## AIM
Omitting all pictures, print the lines of the listing from the one containing "Read out every word on this page." through the final line, both ends included, with no other text.

-- begin RECORDED INFORMATION --

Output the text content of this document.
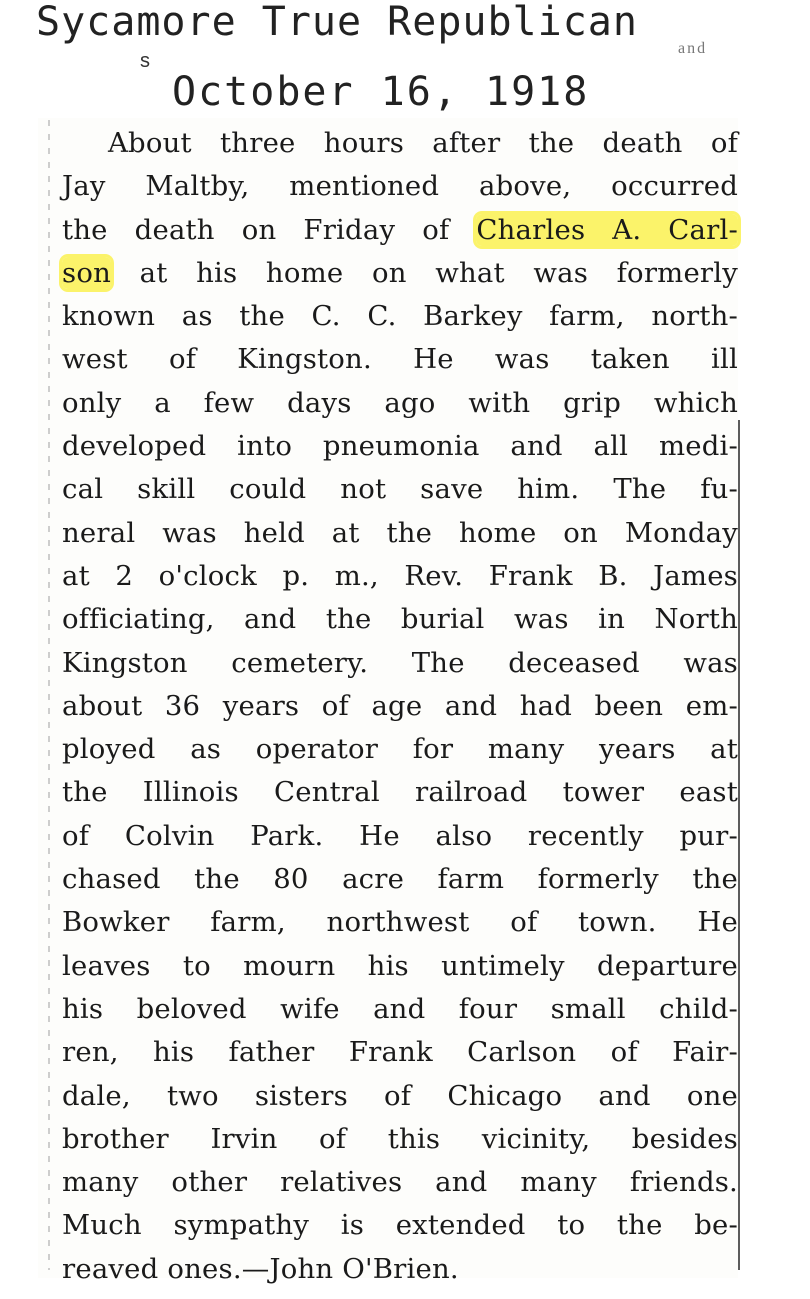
Sycamore True Republican
s
and
October 16, 1918
About three hours after the death of
Jay Maltby, mentioned above, occurred
the death on Friday of Charles A. Carl-
son at his home on what was formerly
known as the C. C. Barkey farm, north-
west of Kingston. He was taken ill
only a few days ago with grip which
developed into pneumonia and all medi-
cal skill could not save him. The fu-
neral was held at the home on Monday
at 2 o'clock p. m., Rev. Frank B. James
officiating, and the burial was in North
Kingston cemetery. The deceased was
about 36 years of age and had been em-
ployed as operator for many years at
the Illinois Central railroad tower east
of Colvin Park. He also recently pur-
chased the 80 acre farm formerly the
Bowker farm, northwest of town. He
leaves to mourn his untimely departure
his beloved wife and four small child-
ren, his father Frank Carlson of Fair-
dale, two sisters of Chicago and one
brother Irvin of this vicinity, besides
many other relatives and many friends.
Much sympathy is extended to the be-
reaved ones.—John O'Brien.
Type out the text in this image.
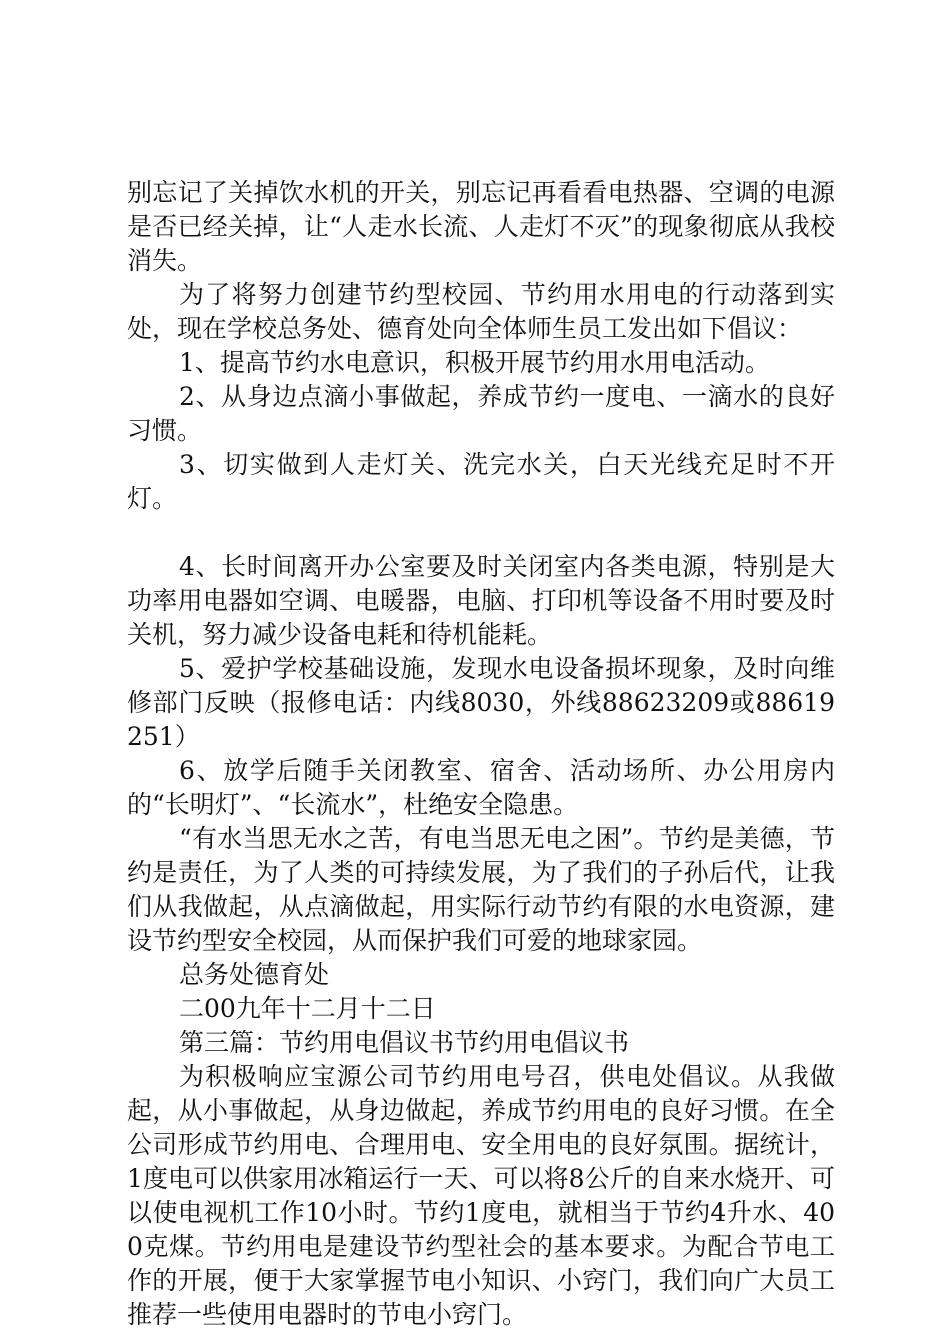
别忘记了关掉饮水机的开关，别忘记再看看电热器、空调的电源是否已经关掉，让“人走水长流、人走灯不灭”的现象彻底从我校消失。

为了将努力创建节约型校园、节约用水用电的行动落到实处，现在学校总务处、德育处向全体师生员工发出如下倡议：

1、提高节约水电意识，积极开展节约用水用电活动。

2、从身边点滴小事做起，养成节约一度电、一滴水的良好习惯。

3、切实做到人走灯关、洗完水关，白天光线充足时不开灯。

4、长时间离开办公室要及时关闭室内各类电源，特别是大功率用电器如空调、电暖器，电脑、打印机等设备不用时要及时关机，努力减少设备电耗和待机能耗。

5、爱护学校基础设施，发现水电设备损坏现象，及时向维修部门反映（报修电话：内线8030，外线88623209或88619251）

6、放学后随手关闭教室、宿舍、活动场所、办公用房内的“长明灯”、“长流水”，杜绝安全隐患。

“有水当思无水之苦，有电当思无电之困”。节约是美德，节约是责任，为了人类的可持续发展，为了我们的子孙后代，让我们从我做起，从点滴做起，用实际行动节约有限的水电资源，建设节约型安全校园，从而保护我们可爱的地球家园。

总务处德育处

二00九年十二月十二日

第三篇：节约用电倡议书节约用电倡议书

为积极响应宝源公司节约用电号召，供电处倡议。从我做起，从小事做起，从身边做起，养成节约用电的良好习惯。在全公司形成节约用电、合理用电、安全用电的良好氛围。据统计，1度电可以供家用冰箱运行一天、可以将8公斤的自来水烧开、可以使电视机工作10小时。节约1度电，就相当于节约4升水、400克煤。节约用电是建设节约型社会的基本要求。为配合节电工作的开展，便于大家掌握节电小知识、小窍门，我们向广大员工推荐一些使用电器时的节电小窍门。
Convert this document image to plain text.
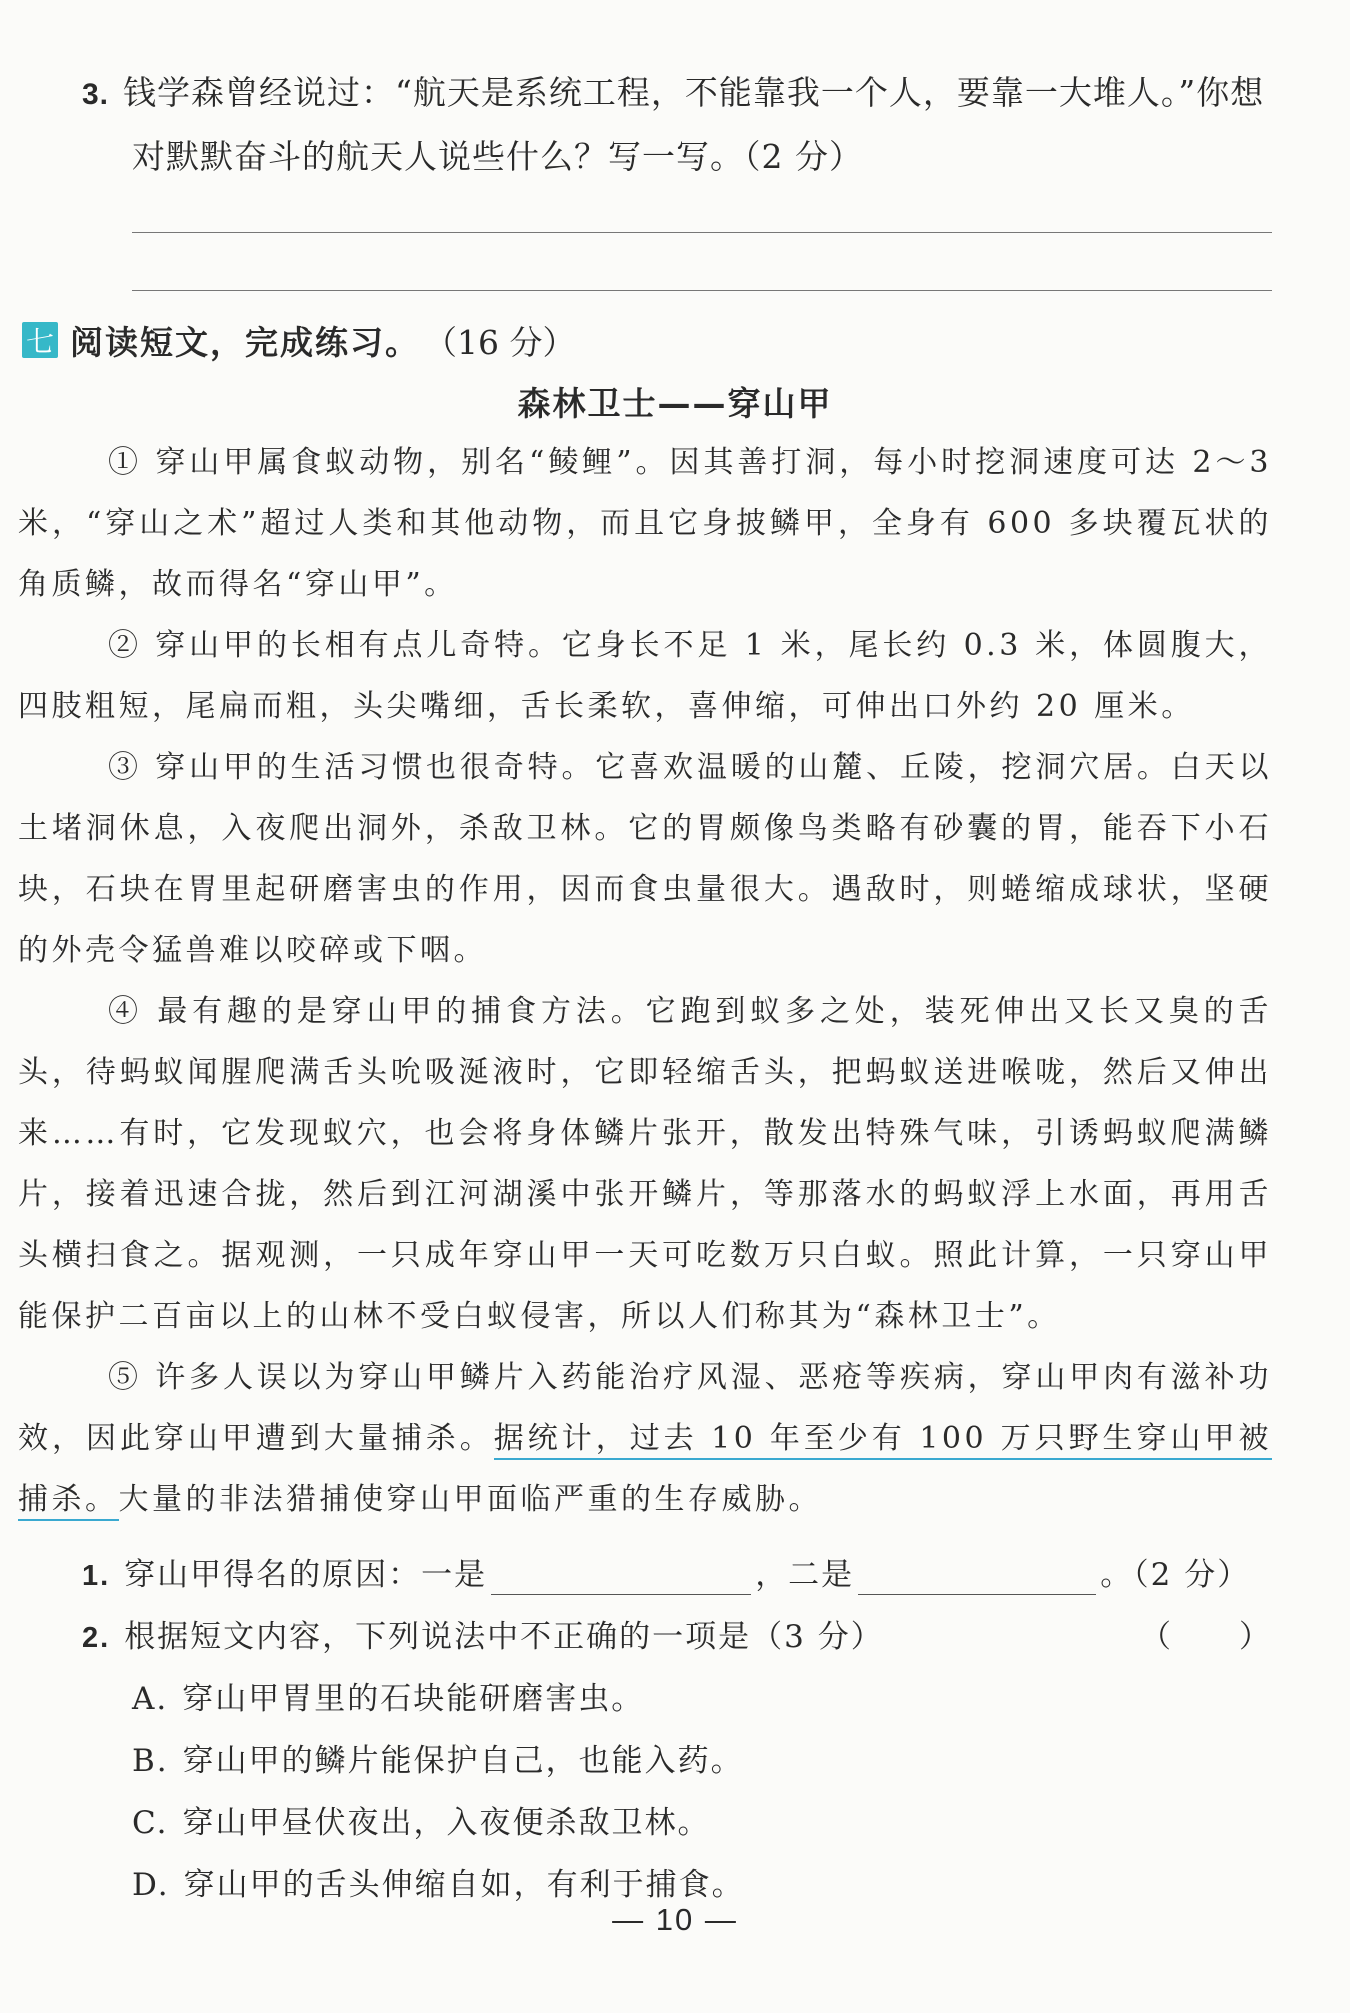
3. 钱学森曾经说过：“航天是系统工程，不能靠我一个人，要靠一大堆人。”你想
对默默奋斗的航天人说些什么？写一写。（2 分）
七 阅读短文，完成练习。 （16 分）
森林卫士——穿山甲

① 穿山甲属食蚁动物，别名“鲮鲤”。因其善打洞，每小时挖洞速度可达 2～3 米，“穿山之术”超过人类和其他动物，而且它身披鳞甲，全身有 600 多块覆瓦状的角质鳞，故而得名“穿山甲”。

② 穿山甲的长相有点儿奇特。它身长不足 1 米，尾长约 0.3 米，体圆腹大，四肢粗短，尾扁而粗，头尖嘴细，舌长柔软，喜伸缩，可伸出口外约 20 厘米。

③ 穿山甲的生活习惯也很奇特。它喜欢温暖的山麓、丘陵，挖洞穴居。白天以土堵洞休息，入夜爬出洞外，杀敌卫林。它的胃颇像鸟类略有砂囊的胃，能吞下小石块，石块在胃里起研磨害虫的作用，因而食虫量很大。遇敌时，则蜷缩成球状，坚硬的外壳令猛兽难以咬碎或下咽。

④ 最有趣的是穿山甲的捕食方法。它跑到蚁多之处，装死伸出又长又臭的舌头，待蚂蚁闻腥爬满舌头吮吸涎液时，它即轻缩舌头，把蚂蚁送进喉咙，然后又伸出来……有时，它发现蚁穴，也会将身体鳞片张开，散发出特殊气味，引诱蚂蚁爬满鳞片，接着迅速合拢，然后到江河湖溪中张开鳞片，等那落水的蚂蚁浮上水面，再用舌头横扫食之。据观测，一只成年穿山甲一天可吃数万只白蚁。照此计算，一只穿山甲能保护二百亩以上的山林不受白蚁侵害，所以人们称其为“森林卫士”。

⑤ 许多人误以为穿山甲鳞片入药能治疗风湿、恶疮等疾病，穿山甲肉有滋补功效，因此穿山甲遭到大量捕杀。据统计，过去 10 年至少有 100 万只野生穿山甲被捕杀。大量的非法猎捕使穿山甲面临严重的生存威胁。

1. 穿山甲得名的原因：一是	，二是	。（2 分）
2. 根据短文内容，下列说法中不正确的一项是（3 分）	（　　）
A. 穿山甲胃里的石块能研磨害虫。
B. 穿山甲的鳞片能保护自己，也能入药。
C. 穿山甲昼伏夜出，入夜便杀敌卫林。
D. 穿山甲的舌头伸缩自如，有利于捕食。
— 10 —
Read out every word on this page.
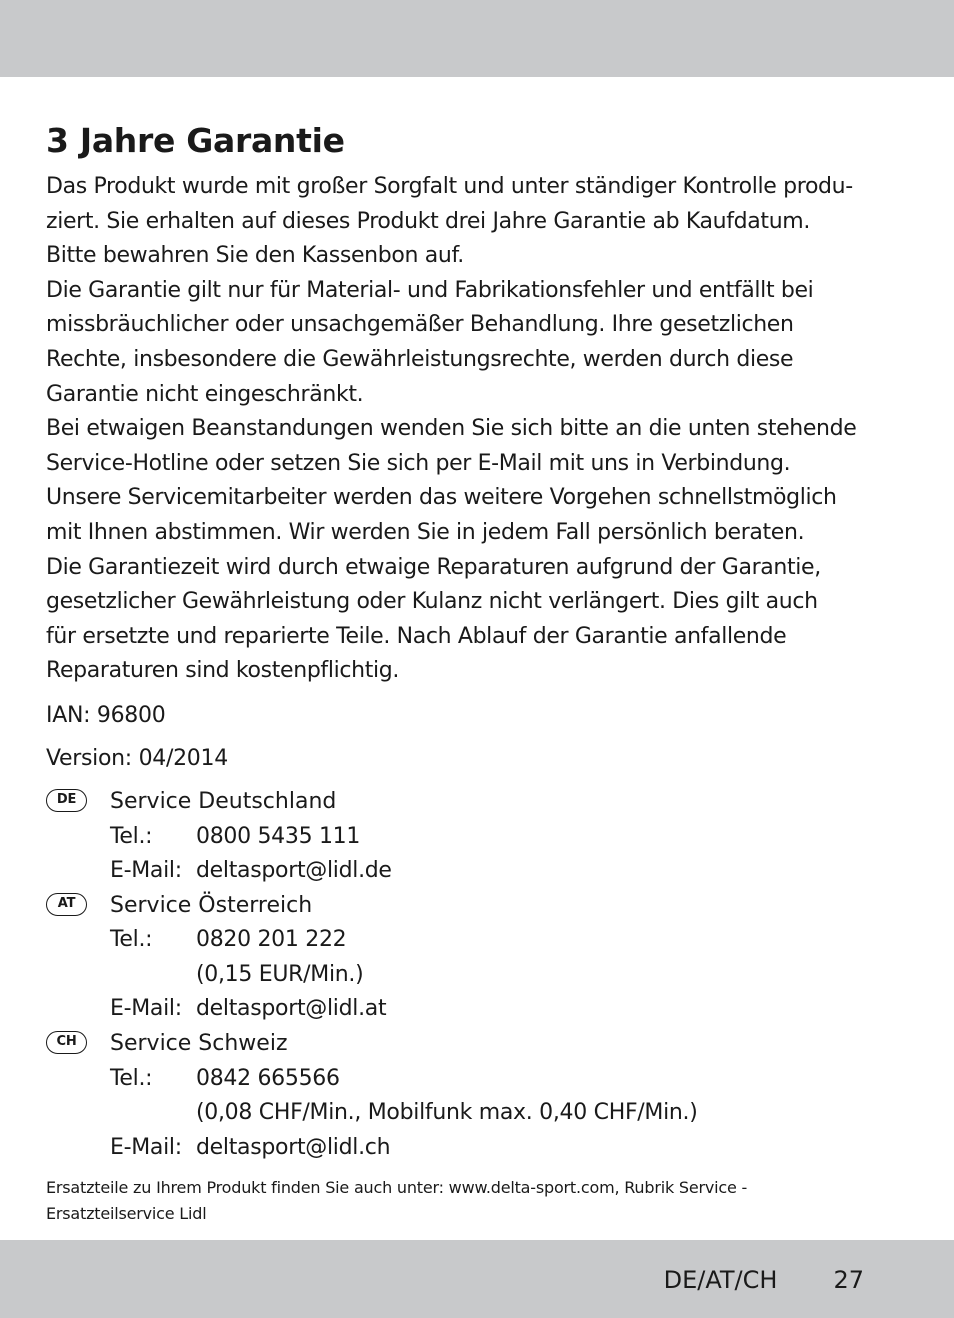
3 Jahre Garantie

Das Produkt wurde mit großer Sorgfalt und unter ständiger Kontrolle produ-
ziert. Sie erhalten auf dieses Produkt drei Jahre Garantie ab Kaufdatum.
Bitte bewahren Sie den Kassenbon auf.

Die Garantie gilt nur für Material- und Fabrikationsfehler und entfällt bei
missbräuchlicher oder unsachgemäßer Behandlung. Ihre gesetzlichen
Rechte, insbesondere die Gewährleistungsrechte, werden durch diese
Garantie nicht eingeschränkt.

Bei etwaigen Beanstandungen wenden Sie sich bitte an die unten stehende
Service-Hotline oder setzen Sie sich per E-Mail mit uns in Verbindung.
Unsere Servicemitarbeiter werden das weitere Vorgehen schnellstmöglich
mit Ihnen abstimmen. Wir werden Sie in jedem Fall persönlich beraten.

Die Garantiezeit wird durch etwaige Reparaturen aufgrund der Garantie,
gesetzlicher Gewährleistung oder Kulanz nicht verlängert. Dies gilt auch
für ersetzte und reparierte Teile. Nach Ablauf der Garantie anfallende
Reparaturen sind kostenpflichtig.

IAN: 96800

Version: 04/2014

DE	Service Deutschland
Tel.:	0800 5435 111
E-Mail: deltasport@lidl.de
AT	Service Österreich
Tel.:	0820 201 222
(0,15 EUR/Min.)
E-Mail: deltasport@lidl.at
CH	Service Schweiz
Tel.:	0842 665566
(0,08 CHF/Min., Mobilfunk max. 0,40 CHF/Min.)
E-Mail: deltasport@lidl.ch
Ersatzteile zu Ihrem Produkt finden Sie auch unter: www.delta-sport.com, Rubrik Service -
Ersatzteilservice Lidl
DE/AT/CH 27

-- end RECORDED INFORMATION --

## SOLUTION FOR THIS PROBLEM
Read out every word on this page.
3 Jahre Garantie

Das Produkt wurde mit großer Sorgfalt und unter ständiger Kontrolle produ-
ziert. Sie erhalten auf dieses Produkt drei Jahre Garantie ab Kaufdatum.
Bitte bewahren Sie den Kassenbon auf.

Die Garantie gilt nur für Material- und Fabrikationsfehler und entfällt bei
missbräuchlicher oder unsachgemäßer Behandlung. Ihre gesetzlichen
Rechte, insbesondere die Gewährleistungsrechte, werden durch diese
Garantie nicht eingeschränkt.

Bei etwaigen Beanstandungen wenden Sie sich bitte an die unten stehende
Service-Hotline oder setzen Sie sich per E-Mail mit uns in Verbindung.
Unsere Servicemitarbeiter werden das weitere Vorgehen schnellstmöglich
mit Ihnen abstimmen. Wir werden Sie in jedem Fall persönlich beraten.

Die Garantiezeit wird durch etwaige Reparaturen aufgrund der Garantie,
gesetzlicher Gewährleistung oder Kulanz nicht verlängert. Dies gilt auch
für ersetzte und reparierte Teile. Nach Ablauf der Garantie anfallende
Reparaturen sind kostenpflichtig.

IAN: 96800

Version: 04/2014

DE	Service Deutschland
Tel.:	0800 5435 111
E-Mail: deltasport@lidl.de
AT	Service Österreich
Tel.:	0820 201 222
(0,15 EUR/Min.)
E-Mail: deltasport@lidl.at
CH	Service Schweiz
Tel.:	0842 665566
(0,08 CHF/Min., Mobilfunk max. 0,40 CHF/Min.)
E-Mail: deltasport@lidl.ch
Ersatzteile zu Ihrem Produkt finden Sie auch unter: www.delta-sport.com, Rubrik Service -
Ersatzteilservice Lidl
DE/AT/CH 27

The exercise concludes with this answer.